→ **Given instruction**
From the entries below, copy every line that holds the word "labels".

---------- Rows ----------

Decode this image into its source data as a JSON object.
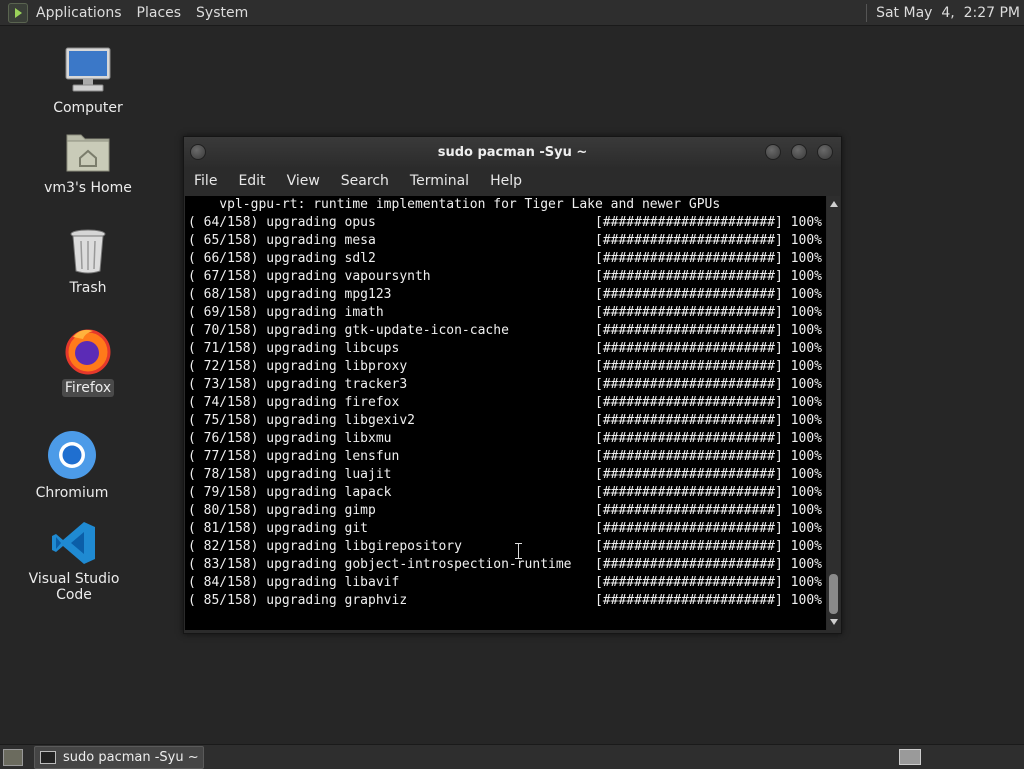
{
  "top_panel": {
    "menus": [
      "Applications",
      "Places",
      "System"
    ],
    "clock": "Sat May  4,  2:27 PM"
  },
  "desktop": {
    "icons": [
      {
        "label": "Computer",
        "icon": "computer-icon"
      },
      {
        "label": "vm3's Home",
        "icon": "home-folder-icon"
      },
      {
        "label": "Trash",
        "icon": "trash-icon"
      },
      {
        "label": "Firefox",
        "icon": "firefox-icon"
      },
      {
        "label": "Chromium",
        "icon": "chromium-icon"
      },
      {
        "label": "Visual Studio Code",
        "icon": "vscode-icon"
      }
    ]
  },
  "window": {
    "title": "sudo pacman -Syu ~",
    "menu": [
      "File",
      "Edit",
      "View",
      "Search",
      "Terminal",
      "Help"
    ],
    "terminal": {
      "first_line": "    vpl-gpu-rt: runtime implementation for Tiger Lake and newer GPUs",
      "lines": [
        {
          "text": "( 64/158) upgrading opus",
          "bar": "[######################] 100%"
        },
        {
          "text": "( 65/158) upgrading mesa",
          "bar": "[######################] 100%"
        },
        {
          "text": "( 66/158) upgrading sdl2",
          "bar": "[######################] 100%"
        },
        {
          "text": "( 67/158) upgrading vapoursynth",
          "bar": "[######################] 100%"
        },
        {
          "text": "( 68/158) upgrading mpg123",
          "bar": "[######################] 100%"
        },
        {
          "text": "( 69/158) upgrading imath",
          "bar": "[######################] 100%"
        },
        {
          "text": "( 70/158) upgrading gtk-update-icon-cache",
          "bar": "[######################] 100%"
        },
        {
          "text": "( 71/158) upgrading libcups",
          "bar": "[######################] 100%"
        },
        {
          "text": "( 72/158) upgrading libproxy",
          "bar": "[######################] 100%"
        },
        {
          "text": "( 73/158) upgrading tracker3",
          "bar": "[######################] 100%"
        },
        {
          "text": "( 74/158) upgrading firefox",
          "bar": "[######################] 100%"
        },
        {
          "text": "( 75/158) upgrading libgexiv2",
          "bar": "[######################] 100%"
        },
        {
          "text": "( 76/158) upgrading libxmu",
          "bar": "[######################] 100%"
        },
        {
          "text": "( 77/158) upgrading lensfun",
          "bar": "[######################] 100%"
        },
        {
          "text": "( 78/158) upgrading luajit",
          "bar": "[######################] 100%"
        },
        {
          "text": "( 79/158) upgrading lapack",
          "bar": "[######################] 100%"
        },
        {
          "text": "( 80/158) upgrading gimp",
          "bar": "[######################] 100%"
        },
        {
          "text": "( 81/158) upgrading git",
          "bar": "[######################] 100%"
        },
        {
          "text": "( 82/158) upgrading libgirepository",
          "bar": "[######################] 100%"
        },
        {
          "text": "( 83/158) upgrading gobject-introspection-runtime",
          "bar": "[######################] 100%"
        },
        {
          "text": "( 84/158) upgrading libavif",
          "bar": "[######################] 100%"
        },
        {
          "text": "( 85/158) upgrading graphviz",
          "bar": "[######################] 100%"
        }
      ]
    }
  },
  "taskbar": {
    "task_label": "sudo pacman -Syu ~"
  }
}
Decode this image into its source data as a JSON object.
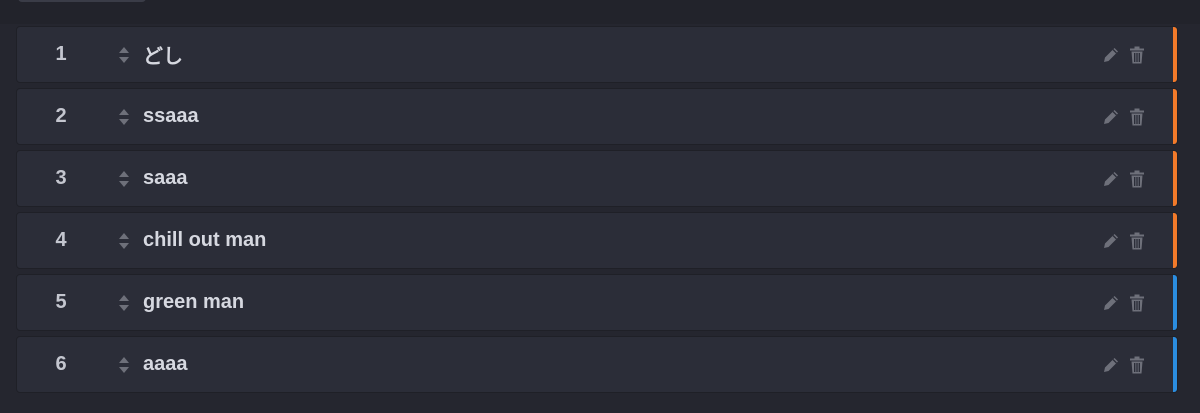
{
  "colors": {
    "orange": "#f27a2a",
    "blue": "#2b8de0",
    "icon": "#6e707a"
  },
  "items": [
    {
      "number": "1",
      "label": "どし",
      "accent": "orange"
    },
    {
      "number": "2",
      "label": "ssaaa",
      "accent": "orange"
    },
    {
      "number": "3",
      "label": "saaa",
      "accent": "orange"
    },
    {
      "number": "4",
      "label": "chill out man",
      "accent": "orange"
    },
    {
      "number": "5",
      "label": "green man",
      "accent": "blue"
    },
    {
      "number": "6",
      "label": "aaaa",
      "accent": "blue"
    }
  ],
  "icons": {
    "handle": "sort-handle-icon",
    "edit": "pencil-icon",
    "delete": "trash-icon"
  }
}
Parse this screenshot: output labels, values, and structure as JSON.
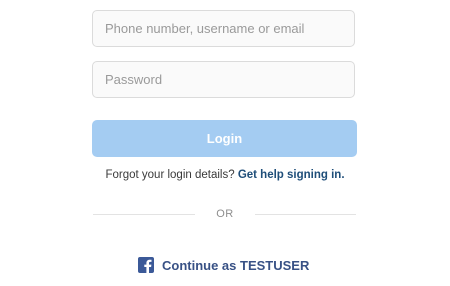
{
  "login_form": {
    "username_placeholder": "Phone number, username or email",
    "username_value": "",
    "password_placeholder": "Password",
    "password_value": "",
    "login_label": "Login"
  },
  "help": {
    "prompt": "Forgot your login details?",
    "link_label": "Get help signing in."
  },
  "divider": {
    "label": "OR"
  },
  "facebook": {
    "icon": "facebook-icon",
    "label": "Continue as TESTUSER"
  },
  "colors": {
    "login_button": "#a4ccf2",
    "facebook_brand": "#3b5998",
    "link": "#1f4e79"
  }
}
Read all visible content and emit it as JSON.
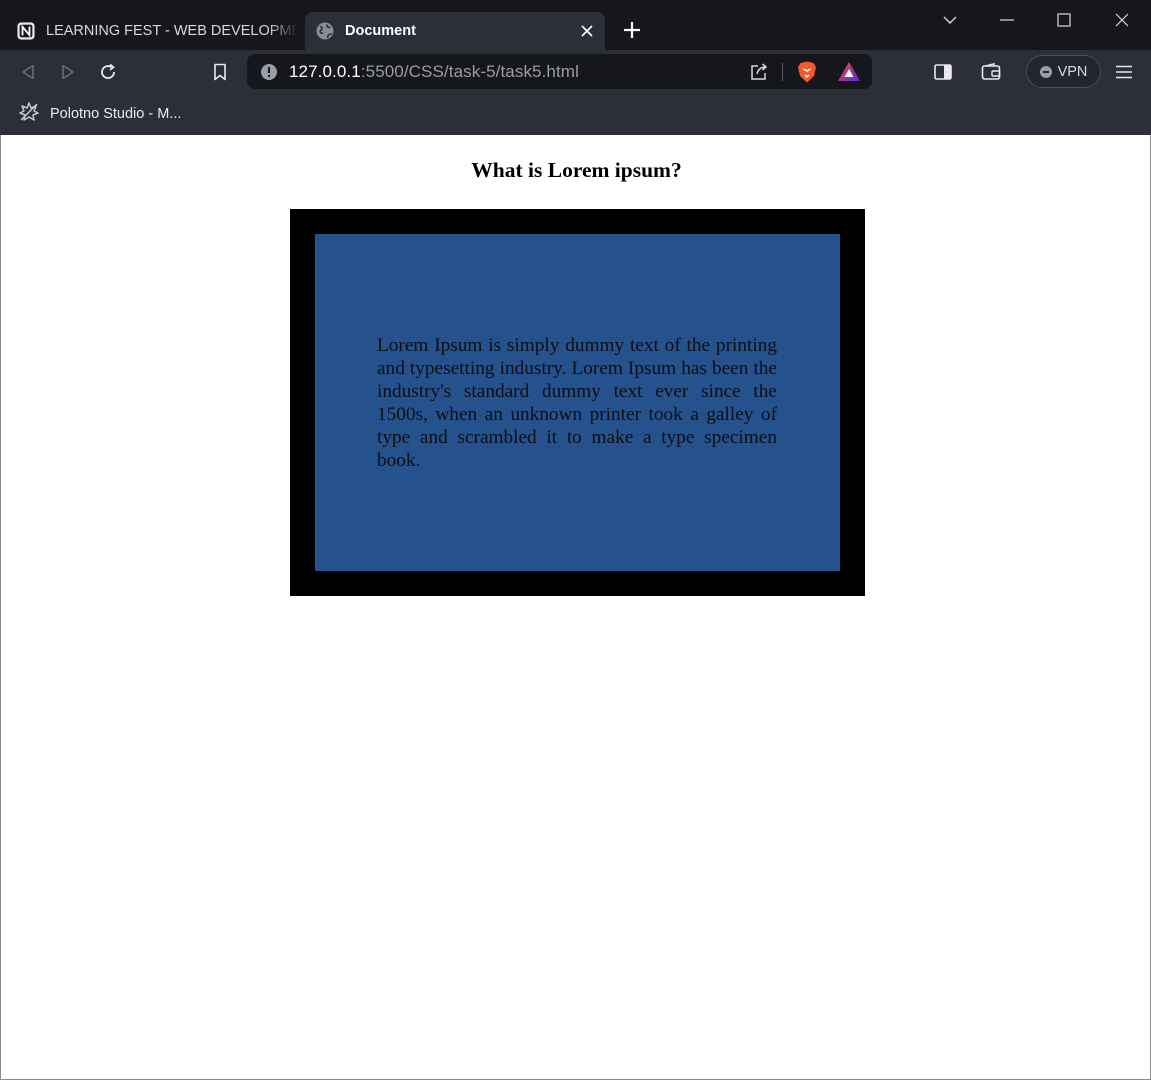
{
  "browser": {
    "tabs": [
      {
        "title": "LEARNING FEST - WEB DEVELOPMENT",
        "icon": "notion-icon",
        "active": false
      },
      {
        "title": "Document",
        "icon": "globe-icon",
        "active": true
      }
    ],
    "address": {
      "host": "127.0.0.1",
      "path": ":5500/CSS/task-5/task5.html"
    },
    "vpn_label": "VPN",
    "bookmarks": [
      {
        "label": "Polotno Studio - M...",
        "icon": "polotno-icon"
      }
    ]
  },
  "page": {
    "heading": "What is Lorem ipsum?",
    "paragraph": "Lorem Ipsum is simply dummy text of the printing and typesetting industry. Lorem Ipsum has been the industry's standard dummy text ever since the 1500s, when an unknown printer took a galley of type and scrambled it to make a type specimen book."
  },
  "colors": {
    "tab_strip": "#16171d",
    "toolbar": "#2c2e38",
    "outer_box": "#000000",
    "inner_box": "#25528d"
  }
}
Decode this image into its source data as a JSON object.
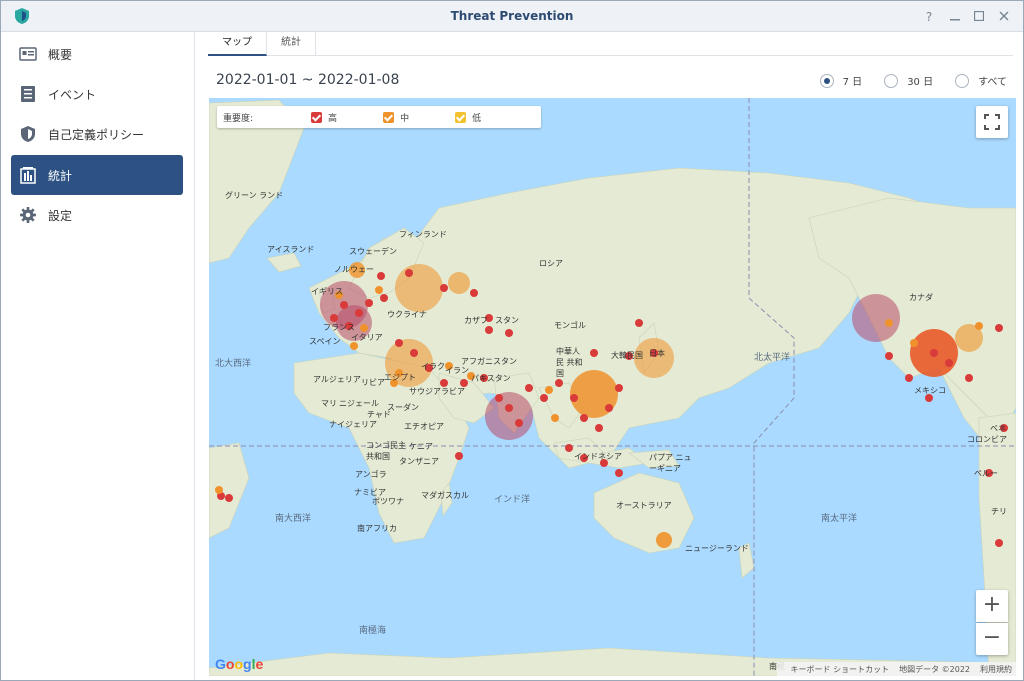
{
  "window": {
    "title": "Threat Prevention",
    "help_label": "?"
  },
  "sidebar": {
    "items": [
      {
        "label": "概要",
        "icon": "overview-card-icon"
      },
      {
        "label": "イベント",
        "icon": "event-list-icon"
      },
      {
        "label": "自己定義ポリシー",
        "icon": "shield-icon"
      },
      {
        "label": "統計",
        "icon": "statistics-building-icon",
        "active": true
      },
      {
        "label": "設定",
        "icon": "gear-icon"
      }
    ]
  },
  "tabs": [
    {
      "label": "マップ",
      "active": true
    },
    {
      "label": "統計",
      "active": false
    }
  ],
  "date_range": "2022-01-01 ~ 2022-01-08",
  "period_options": [
    {
      "label": "7 日",
      "selected": true
    },
    {
      "label": "30 日",
      "selected": false
    },
    {
      "label": "すべて",
      "selected": false
    }
  ],
  "legend": {
    "title": "重要度:",
    "levels": [
      {
        "label": "高",
        "color": "#d93a3a"
      },
      {
        "label": "中",
        "color": "#f0922b"
      },
      {
        "label": "低",
        "color": "#f2c230"
      }
    ]
  },
  "map": {
    "ocean_color": "#aadaff",
    "land_color": "#e7ecd8",
    "labels": [
      "グリーン ランド",
      "アイスランド",
      "フィンランド",
      "スウェーデン",
      "ノルウェー",
      "イギリス",
      "フランス",
      "イタリア",
      "スペイン",
      "ウクライナ",
      "ロシア",
      "カザフ",
      "スタン",
      "モンゴル",
      "中華人民 共和国",
      "大韓民国",
      "日本",
      "アフガニスタン",
      "イラン",
      "パキスタン",
      "イラク",
      "サウジアラビア",
      "エジプト",
      "リビア",
      "アルジェリア",
      "マリ",
      "ニジェール",
      "チャド",
      "スーダン",
      "ナイジェリア",
      "エチオピア",
      "コンゴ民主 共和国",
      "ケニア",
      "タンザニア",
      "アンゴラ",
      "ナミビア",
      "ボツワナ",
      "南アフリカ",
      "マダガスカル",
      "インド洋",
      "インドネシア",
      "パプア ニューギニア",
      "オーストラリア",
      "ニュージーランド",
      "北大西洋",
      "北太平洋",
      "南大西洋",
      "南太平洋",
      "南極海",
      "南極",
      "カナダ",
      "メキシコ",
      "ベネ",
      "コロンビア",
      "ペルー",
      "チリ"
    ],
    "fullscreen_icon": "fullscreen-icon",
    "zoom_in": "+",
    "zoom_out": "−",
    "logo": "Google",
    "attribution": [
      "キーボード ショートカット",
      "地図データ ©2022",
      "利用規約"
    ]
  }
}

----------

→ **Correct answer**
Parse this screenshot: output labels, values, and structure as JSON.
    "labels": [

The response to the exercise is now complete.